The request:
Extract each line of the material that follows exactly and omit its pictures.

Task inputs:
● ● ● ●

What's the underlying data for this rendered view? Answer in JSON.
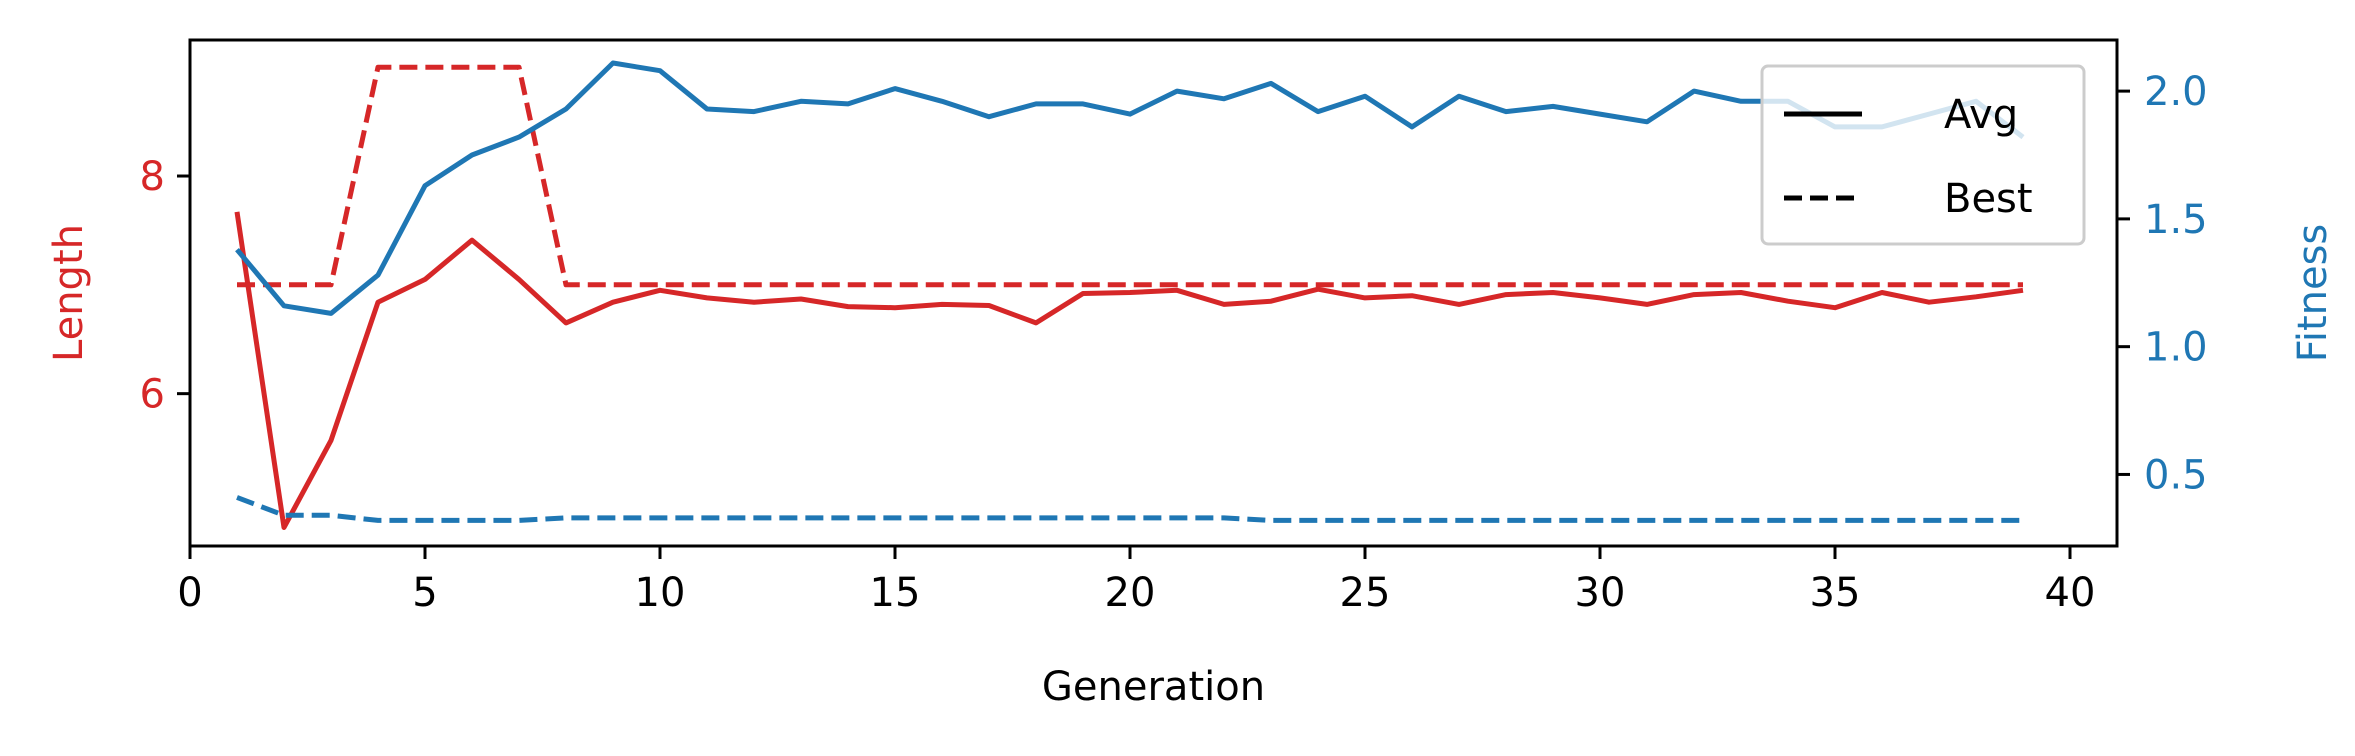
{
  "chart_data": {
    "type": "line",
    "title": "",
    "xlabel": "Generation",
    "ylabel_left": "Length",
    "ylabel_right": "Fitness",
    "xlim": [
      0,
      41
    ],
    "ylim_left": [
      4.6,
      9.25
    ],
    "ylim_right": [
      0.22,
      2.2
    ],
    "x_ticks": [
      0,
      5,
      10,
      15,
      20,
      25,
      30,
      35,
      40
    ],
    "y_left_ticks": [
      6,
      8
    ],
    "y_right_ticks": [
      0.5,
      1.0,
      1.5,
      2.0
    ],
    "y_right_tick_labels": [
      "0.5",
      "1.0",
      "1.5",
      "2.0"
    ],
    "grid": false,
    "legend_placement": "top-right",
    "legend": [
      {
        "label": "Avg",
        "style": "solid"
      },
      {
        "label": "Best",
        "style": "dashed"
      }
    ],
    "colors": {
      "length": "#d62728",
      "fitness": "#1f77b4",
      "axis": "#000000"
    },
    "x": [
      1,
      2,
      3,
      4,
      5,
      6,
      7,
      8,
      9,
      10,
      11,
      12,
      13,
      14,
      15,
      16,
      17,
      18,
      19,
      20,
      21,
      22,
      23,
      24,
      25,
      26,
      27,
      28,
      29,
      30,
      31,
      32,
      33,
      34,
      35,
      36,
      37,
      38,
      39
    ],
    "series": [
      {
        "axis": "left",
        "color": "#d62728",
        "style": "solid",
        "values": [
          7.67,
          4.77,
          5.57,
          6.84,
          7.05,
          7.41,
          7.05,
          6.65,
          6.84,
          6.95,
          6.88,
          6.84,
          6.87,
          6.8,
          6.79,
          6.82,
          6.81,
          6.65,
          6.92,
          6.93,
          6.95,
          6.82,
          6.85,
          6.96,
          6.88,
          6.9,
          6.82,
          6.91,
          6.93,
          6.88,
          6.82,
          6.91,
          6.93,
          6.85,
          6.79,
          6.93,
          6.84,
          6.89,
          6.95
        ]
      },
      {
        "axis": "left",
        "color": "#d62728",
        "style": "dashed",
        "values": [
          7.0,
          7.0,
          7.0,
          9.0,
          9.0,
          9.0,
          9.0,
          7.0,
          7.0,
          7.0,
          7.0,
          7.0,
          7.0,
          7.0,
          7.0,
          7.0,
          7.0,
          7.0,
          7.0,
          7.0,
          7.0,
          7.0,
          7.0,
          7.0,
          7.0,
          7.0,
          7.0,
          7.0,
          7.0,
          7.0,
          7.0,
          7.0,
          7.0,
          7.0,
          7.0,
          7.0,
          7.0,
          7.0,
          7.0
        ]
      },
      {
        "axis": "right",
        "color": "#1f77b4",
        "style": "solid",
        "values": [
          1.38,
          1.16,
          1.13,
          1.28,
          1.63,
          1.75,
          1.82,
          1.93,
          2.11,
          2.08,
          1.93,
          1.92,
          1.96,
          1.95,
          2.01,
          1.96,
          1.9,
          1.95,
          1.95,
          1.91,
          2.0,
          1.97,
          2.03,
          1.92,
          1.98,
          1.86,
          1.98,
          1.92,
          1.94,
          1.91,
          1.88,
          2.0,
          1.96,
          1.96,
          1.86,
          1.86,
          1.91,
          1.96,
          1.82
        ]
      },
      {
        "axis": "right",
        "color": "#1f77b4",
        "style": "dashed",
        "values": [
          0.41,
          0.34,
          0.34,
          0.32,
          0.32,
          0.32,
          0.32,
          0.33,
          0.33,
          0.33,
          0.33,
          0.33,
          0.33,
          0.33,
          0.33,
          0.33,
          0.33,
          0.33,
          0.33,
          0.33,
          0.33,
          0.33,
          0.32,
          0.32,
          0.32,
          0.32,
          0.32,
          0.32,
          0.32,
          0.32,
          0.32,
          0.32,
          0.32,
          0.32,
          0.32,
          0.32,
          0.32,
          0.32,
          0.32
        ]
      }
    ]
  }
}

● ● ● ●

Result of this task:
What's the underlying data for this rendered view? Answer in JSON.
{
  "chart_data": {
    "type": "line",
    "title": "",
    "xlabel": "Generation",
    "ylabel_left": "Length",
    "ylabel_right": "Fitness",
    "xlim": [
      0,
      41
    ],
    "ylim_left": [
      4.6,
      9.25
    ],
    "ylim_right": [
      0.22,
      2.2
    ],
    "x_ticks": [
      0,
      5,
      10,
      15,
      20,
      25,
      30,
      35,
      40
    ],
    "y_left_ticks": [
      6,
      8
    ],
    "y_right_ticks": [
      0.5,
      1.0,
      1.5,
      2.0
    ],
    "y_right_tick_labels": [
      "0.5",
      "1.0",
      "1.5",
      "2.0"
    ],
    "grid": false,
    "legend_placement": "top-right",
    "legend": [
      {
        "label": "Avg",
        "style": "solid"
      },
      {
        "label": "Best",
        "style": "dashed"
      }
    ],
    "colors": {
      "length": "#d62728",
      "fitness": "#1f77b4",
      "axis": "#000000"
    },
    "x": [
      1,
      2,
      3,
      4,
      5,
      6,
      7,
      8,
      9,
      10,
      11,
      12,
      13,
      14,
      15,
      16,
      17,
      18,
      19,
      20,
      21,
      22,
      23,
      24,
      25,
      26,
      27,
      28,
      29,
      30,
      31,
      32,
      33,
      34,
      35,
      36,
      37,
      38,
      39
    ],
    "series": [
      {
        "axis": "left",
        "color": "#d62728",
        "style": "solid",
        "values": [
          7.67,
          4.77,
          5.57,
          6.84,
          7.05,
          7.41,
          7.05,
          6.65,
          6.84,
          6.95,
          6.88,
          6.84,
          6.87,
          6.8,
          6.79,
          6.82,
          6.81,
          6.65,
          6.92,
          6.93,
          6.95,
          6.82,
          6.85,
          6.96,
          6.88,
          6.9,
          6.82,
          6.91,
          6.93,
          6.88,
          6.82,
          6.91,
          6.93,
          6.85,
          6.79,
          6.93,
          6.84,
          6.89,
          6.95
        ]
      },
      {
        "axis": "left",
        "color": "#d62728",
        "style": "dashed",
        "values": [
          7.0,
          7.0,
          7.0,
          9.0,
          9.0,
          9.0,
          9.0,
          7.0,
          7.0,
          7.0,
          7.0,
          7.0,
          7.0,
          7.0,
          7.0,
          7.0,
          7.0,
          7.0,
          7.0,
          7.0,
          7.0,
          7.0,
          7.0,
          7.0,
          7.0,
          7.0,
          7.0,
          7.0,
          7.0,
          7.0,
          7.0,
          7.0,
          7.0,
          7.0,
          7.0,
          7.0,
          7.0,
          7.0,
          7.0
        ]
      },
      {
        "axis": "right",
        "color": "#1f77b4",
        "style": "solid",
        "values": [
          1.38,
          1.16,
          1.13,
          1.28,
          1.63,
          1.75,
          1.82,
          1.93,
          2.11,
          2.08,
          1.93,
          1.92,
          1.96,
          1.95,
          2.01,
          1.96,
          1.9,
          1.95,
          1.95,
          1.91,
          2.0,
          1.97,
          2.03,
          1.92,
          1.98,
          1.86,
          1.98,
          1.92,
          1.94,
          1.91,
          1.88,
          2.0,
          1.96,
          1.96,
          1.86,
          1.86,
          1.91,
          1.96,
          1.82
        ]
      },
      {
        "axis": "right",
        "color": "#1f77b4",
        "style": "dashed",
        "values": [
          0.41,
          0.34,
          0.34,
          0.32,
          0.32,
          0.32,
          0.32,
          0.33,
          0.33,
          0.33,
          0.33,
          0.33,
          0.33,
          0.33,
          0.33,
          0.33,
          0.33,
          0.33,
          0.33,
          0.33,
          0.33,
          0.33,
          0.32,
          0.32,
          0.32,
          0.32,
          0.32,
          0.32,
          0.32,
          0.32,
          0.32,
          0.32,
          0.32,
          0.32,
          0.32,
          0.32,
          0.32,
          0.32,
          0.32
        ]
      }
    ]
  }
}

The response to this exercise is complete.